-- What you will do --
All of the material below is to be retyped exactly.
** start **
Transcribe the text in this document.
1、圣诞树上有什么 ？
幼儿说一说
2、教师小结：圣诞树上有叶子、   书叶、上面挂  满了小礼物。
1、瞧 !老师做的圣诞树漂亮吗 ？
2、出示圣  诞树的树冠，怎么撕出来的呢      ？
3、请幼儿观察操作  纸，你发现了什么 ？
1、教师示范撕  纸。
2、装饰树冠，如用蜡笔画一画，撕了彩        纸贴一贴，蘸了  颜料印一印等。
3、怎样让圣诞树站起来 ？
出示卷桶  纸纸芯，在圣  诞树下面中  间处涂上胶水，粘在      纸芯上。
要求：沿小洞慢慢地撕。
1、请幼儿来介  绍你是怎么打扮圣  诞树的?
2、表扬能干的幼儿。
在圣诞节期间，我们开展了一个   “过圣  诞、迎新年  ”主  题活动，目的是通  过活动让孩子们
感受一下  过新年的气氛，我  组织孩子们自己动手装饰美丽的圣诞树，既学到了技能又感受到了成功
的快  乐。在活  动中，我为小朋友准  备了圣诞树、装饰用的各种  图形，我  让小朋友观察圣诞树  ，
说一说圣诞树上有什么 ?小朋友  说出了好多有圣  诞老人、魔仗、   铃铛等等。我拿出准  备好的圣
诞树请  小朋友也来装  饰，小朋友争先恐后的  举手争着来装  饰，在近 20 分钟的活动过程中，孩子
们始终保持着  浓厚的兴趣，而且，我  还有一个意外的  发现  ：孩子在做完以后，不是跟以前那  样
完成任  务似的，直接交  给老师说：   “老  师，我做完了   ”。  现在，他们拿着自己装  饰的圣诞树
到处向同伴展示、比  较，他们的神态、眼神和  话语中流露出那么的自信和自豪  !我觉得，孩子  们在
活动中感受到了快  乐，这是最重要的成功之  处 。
** end **
-- Written answer --
Transcribe the text in this document.
1、圣诞树上有什么 ？
幼儿说一说
2、教师小结：圣诞树上有叶子、   书叶、上面挂  满了小礼物。
1、瞧 !老师做的圣诞树漂亮吗 ？
2、出示圣  诞树的树冠，怎么撕出来的呢      ？
3、请幼儿观察操作  纸，你发现了什么 ？
1、教师示范撕  纸。
2、装饰树冠，如用蜡笔画一画，撕了彩        纸贴一贴，蘸了  颜料印一印等。
3、怎样让圣诞树站起来 ？
出示卷桶  纸纸芯，在圣  诞树下面中  间处涂上胶水，粘在      纸芯上。
要求：沿小洞慢慢地撕。
1、请幼儿来介  绍你是怎么打扮圣  诞树的?
2、表扬能干的幼儿。
在圣诞节期间，我们开展了一个   “过圣  诞、迎新年  ”主  题活动，目的是通  过活动让孩子们
感受一下  过新年的气氛，我  组织孩子们自己动手装饰美丽的圣诞树，既学到了技能又感受到了成功
的快  乐。在活  动中，我为小朋友准  备了圣诞树、装饰用的各种  图形，我  让小朋友观察圣诞树  ，
说一说圣诞树上有什么 ?小朋友  说出了好多有圣  诞老人、魔仗、   铃铛等等。我拿出准  备好的圣
诞树请  小朋友也来装  饰，小朋友争先恐后的  举手争着来装  饰，在近 20 分钟的活动过程中，孩子
们始终保持着  浓厚的兴趣，而且，我  还有一个意外的  发现  ：孩子在做完以后，不是跟以前那  样
完成任  务似的，直接交  给老师说：   “老  师，我做完了   ”。  现在，他们拿着自己装  饰的圣诞树
到处向同伴展示、比  较，他们的神态、眼神和  话语中流露出那么的自信和自豪  !我觉得，孩子  们在
活动中感受到了快  乐，这是最重要的成功之  处 。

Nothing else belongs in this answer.